_Short problem:_
Pull out each line of the data that includes the word "Errors".

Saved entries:
——

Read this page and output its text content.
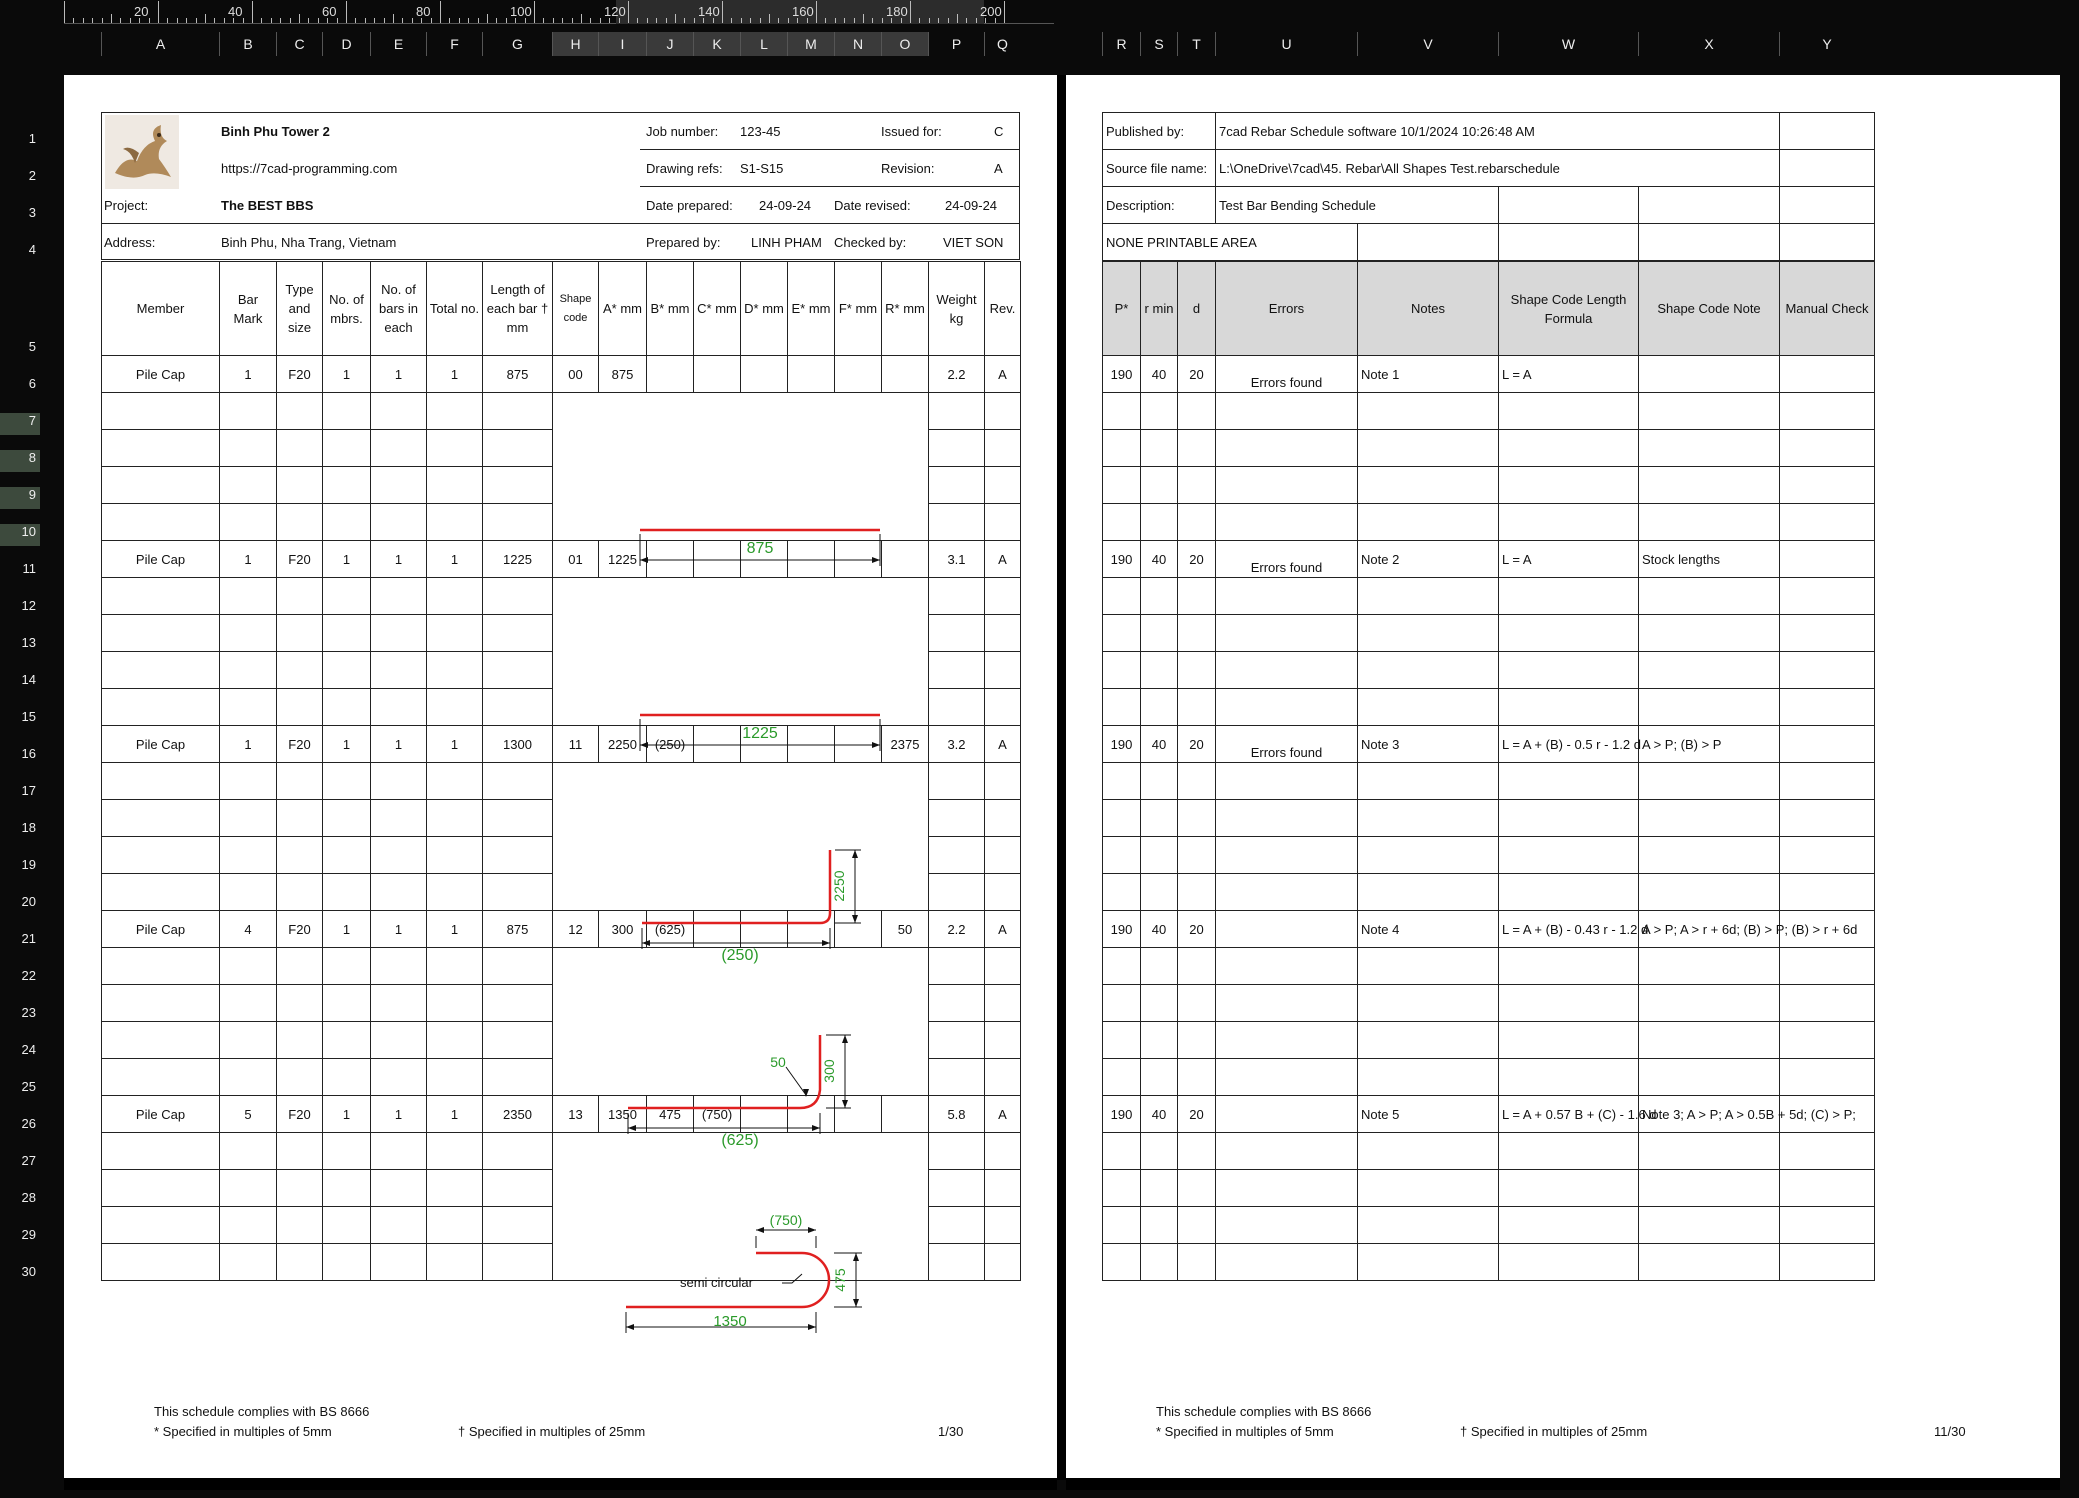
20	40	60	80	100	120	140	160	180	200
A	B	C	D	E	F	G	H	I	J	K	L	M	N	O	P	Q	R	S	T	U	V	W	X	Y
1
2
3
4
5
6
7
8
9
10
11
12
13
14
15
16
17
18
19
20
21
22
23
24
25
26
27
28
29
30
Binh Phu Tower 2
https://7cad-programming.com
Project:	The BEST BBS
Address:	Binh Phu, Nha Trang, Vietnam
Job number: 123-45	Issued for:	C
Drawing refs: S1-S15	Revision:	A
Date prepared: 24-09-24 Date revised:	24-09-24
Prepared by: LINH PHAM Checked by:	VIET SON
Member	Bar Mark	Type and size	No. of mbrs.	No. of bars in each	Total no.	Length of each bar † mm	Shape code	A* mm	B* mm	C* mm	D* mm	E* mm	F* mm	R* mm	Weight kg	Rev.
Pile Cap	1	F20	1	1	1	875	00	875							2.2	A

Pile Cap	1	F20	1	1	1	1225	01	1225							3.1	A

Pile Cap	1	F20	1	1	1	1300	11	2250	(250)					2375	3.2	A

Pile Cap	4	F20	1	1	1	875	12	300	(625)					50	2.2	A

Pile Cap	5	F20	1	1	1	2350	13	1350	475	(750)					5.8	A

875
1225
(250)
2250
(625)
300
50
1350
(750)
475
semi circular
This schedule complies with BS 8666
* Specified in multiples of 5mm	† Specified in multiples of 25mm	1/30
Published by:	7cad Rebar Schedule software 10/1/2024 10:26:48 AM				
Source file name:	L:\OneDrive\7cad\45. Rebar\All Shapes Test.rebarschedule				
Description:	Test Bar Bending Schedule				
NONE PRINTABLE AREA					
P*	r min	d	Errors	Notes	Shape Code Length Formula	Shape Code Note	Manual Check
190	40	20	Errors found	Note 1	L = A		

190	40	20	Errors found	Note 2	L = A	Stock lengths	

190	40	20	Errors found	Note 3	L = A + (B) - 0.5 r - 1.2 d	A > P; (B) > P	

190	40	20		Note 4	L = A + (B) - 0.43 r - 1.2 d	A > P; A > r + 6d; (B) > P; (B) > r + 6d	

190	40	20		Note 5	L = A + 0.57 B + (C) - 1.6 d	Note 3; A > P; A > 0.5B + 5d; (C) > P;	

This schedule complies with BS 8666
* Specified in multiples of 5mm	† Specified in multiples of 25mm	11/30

——

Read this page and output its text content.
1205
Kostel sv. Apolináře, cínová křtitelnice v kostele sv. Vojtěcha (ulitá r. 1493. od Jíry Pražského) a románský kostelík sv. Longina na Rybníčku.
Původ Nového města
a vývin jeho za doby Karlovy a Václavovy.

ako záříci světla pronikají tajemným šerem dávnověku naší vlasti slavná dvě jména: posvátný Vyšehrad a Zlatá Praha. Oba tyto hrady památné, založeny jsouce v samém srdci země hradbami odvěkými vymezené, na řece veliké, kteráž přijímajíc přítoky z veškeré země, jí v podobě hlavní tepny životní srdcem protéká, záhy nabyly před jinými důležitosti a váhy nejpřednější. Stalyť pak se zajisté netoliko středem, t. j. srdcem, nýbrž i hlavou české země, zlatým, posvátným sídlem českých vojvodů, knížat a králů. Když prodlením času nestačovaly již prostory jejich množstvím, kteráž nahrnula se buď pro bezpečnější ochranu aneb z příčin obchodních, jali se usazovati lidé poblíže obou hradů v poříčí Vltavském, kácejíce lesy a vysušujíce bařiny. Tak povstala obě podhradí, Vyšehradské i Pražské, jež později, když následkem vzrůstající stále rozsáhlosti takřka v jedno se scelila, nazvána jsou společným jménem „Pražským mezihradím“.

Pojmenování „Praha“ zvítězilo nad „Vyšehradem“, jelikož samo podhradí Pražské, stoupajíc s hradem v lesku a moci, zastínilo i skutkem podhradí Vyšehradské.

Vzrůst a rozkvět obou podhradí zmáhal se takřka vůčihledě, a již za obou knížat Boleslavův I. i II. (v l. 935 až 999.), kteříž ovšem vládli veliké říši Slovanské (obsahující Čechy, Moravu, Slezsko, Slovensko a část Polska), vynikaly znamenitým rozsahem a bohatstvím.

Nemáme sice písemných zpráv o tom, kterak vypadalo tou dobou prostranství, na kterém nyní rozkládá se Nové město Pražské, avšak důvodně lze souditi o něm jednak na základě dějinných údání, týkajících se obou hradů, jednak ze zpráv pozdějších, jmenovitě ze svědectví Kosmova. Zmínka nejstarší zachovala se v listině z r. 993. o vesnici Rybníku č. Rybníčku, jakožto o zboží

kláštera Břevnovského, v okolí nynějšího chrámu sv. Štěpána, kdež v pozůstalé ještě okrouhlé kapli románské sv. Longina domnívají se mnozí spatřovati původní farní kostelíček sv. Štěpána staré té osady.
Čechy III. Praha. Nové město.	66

——

_The result:_
P*	r min	d	Errors	Notes	Shape Code Length Formula	Shape Code Note	Manual Check
190	40	20	Errors found	Note 1	L = A		
190	40	20	Errors found	Note 2	L = A	Stock lengths	
190	40	20	Errors found	Note 3	L = A + (B) - 0.5 r - 1.2 d	A > P; (B) > P	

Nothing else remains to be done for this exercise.